# GMG Jim Bowie Help



## gmoney13 (Feb 25, 2016)

Hey guys 
I picked up a new Jim Bowie a couple of weeks ago and have been having issues with temp control. Primarily what is said on the control panel vs what is going on under the hood. I set my temp to 225 degrees and wait for it to get up to temp but the external thermometer reads 350+ I have also used a backup thermometer which gives me similar readings as well as the meat probe on the unit. I called GMG and they sent me a new control panel but I still have the same issue. Can anyone think why my temps would be so off like this. I have everything to the best of my knowledge setup correct. Also this unit has the stainless drip pans. Any help or suggestions would be greatly appreciated.


----------



## gw1947 (Feb 26, 2016)

I have a JB and found that the key to temp control is adjusting the heat deflectors. Each machine is a little different and it took me the best part of a day to tune it. Once tuned it is an awesome machine. Won lots of ribbons and money with it. A true set it and leave it machine.


----------



## gmoney13 (Feb 26, 2016)

The unit I got was one of the newer units with the stainless steel box and trays it did not come with side heat deflectors


----------



## gw1947 (Feb 26, 2016)

The heat deflectors go under the drip pan and disperse the heat. They are a must to regulate the heat from sude to side. Without them you will have one side hotter than the other side.


----------



## ostrichsak (Feb 26, 2016)

gw1947 said:


> The heat deflectors go under the drip pan and disperse the heat. They are a must to regulate the heat from sude to side. Without them you will have one side hotter than the other side.


With them you will have one side hotter than the other.


----------



## gw1947 (Feb 27, 2016)

I have tried the JB without the deflectors and very simply put the heat is way hotter on one side. Explain how you use it without deflectors.


----------



## ostrichsak (Feb 27, 2016)

gw1947 said:


> I have tried the JB without the deflectors and very simply put the heat is way hotter on one side. Explain how you use it without deflectors.



I didn't say I did. I was being facetious in my response because even using said deflectors I've seen temperature variances of nearly triple digits from one side of the grill to the other on a Daniel Boone WiFi model. While I don't doubt it would be worse w/o the deflectors I have a hard time imagining just how much worse it could get.


----------



## north idaho (Feb 27, 2016)

We have had our Jim Bowie for 2 weeks and 4 cooks on it with similar issues. GMG just sent me the SS deflector and drip/searing pan as ours had the old non-adjustable steel parts even though it was new and from their authorized dealer. Our issue though is that it appears their controller is showing a much higher pit temperature than we are getting at the grate. Cooking times are much longer than on our old trager. I will be installing the new SS parts in a couple weeks to see if that helps but I am already suspecting we have a controller issue. Will update this post if I make any progress.


----------



## gw1947 (Feb 27, 2016)

I have heard that the DB is a little more fickle. My JB is within 10 degrees of the controler (higher) and about 10 from side to side.


----------



## mowin (Feb 27, 2016)

Exercises:
A - In the Jim Bowie thread, copy the part that starts with "We have had" and ends with "side to side.", changing "controller" to "control board".
B - Based on the Jim Bowie thread, is each statement true? Answer yes or no and quote the words from the thread that decide it.
(i) The unit gmoney13 bought came with side heat deflectors.
(ii) gw1947 spent most of a day tuning the JB.
(iii) ostrichsak saw large temperature differences across the grill on a Daniel Boone WiFi model.
The data after this point is separate from the Jim Bowie thread.

Material provided:
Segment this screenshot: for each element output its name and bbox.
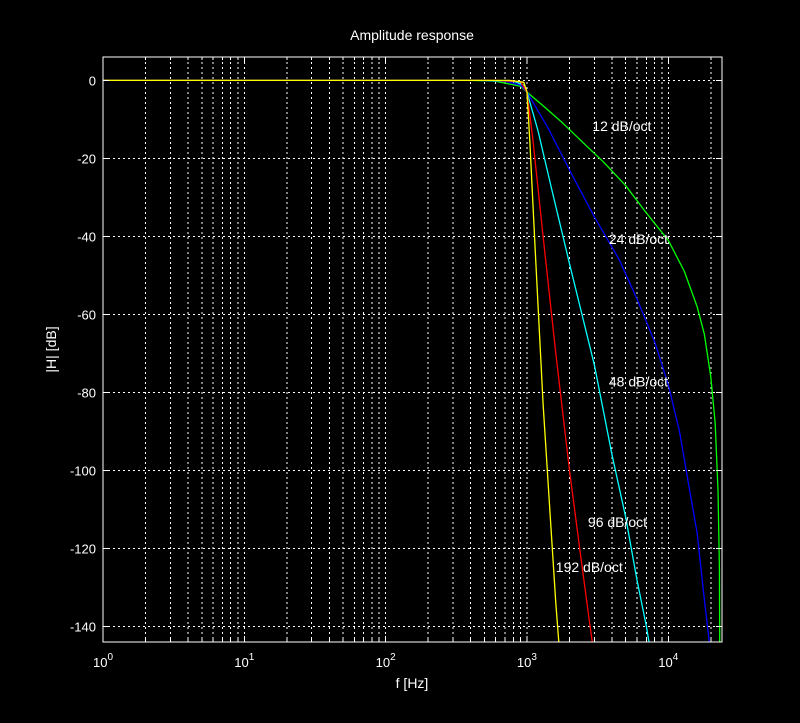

Responses:
A -
We have had our Jim Bowie for 2 weeks and 4 cooks on it with similar issues. GMG just sent me the SS deflector and drip/searing pan as ours had the old non-adjustable steel parts even though it was new and from their authorized dealer. Our issue though is that it appears their control board is showing a much higher pit temperature than we are getting at the grate. Cooking times are much longer than on our old trager. I will be installing the new SS parts in a couple weeks to see if that helps but I am already suspecting we have a control board issue. Will update this post if I make any progress.


----------



## gw1947 (Feb 27, 2016)

I have heard that the DB is a little more fickle. My JB is within 10 degrees of the controler (higher) and about 10 from side to side.

B -
(i) No: "it did not come with side heat deflectors"
(ii) Yes: "it took me the best part of a day to tune it"
(iii) Yes: "I've seen temperature variances of nearly triple digits from one side of the grill to the other on a Daniel Boone WiFi model"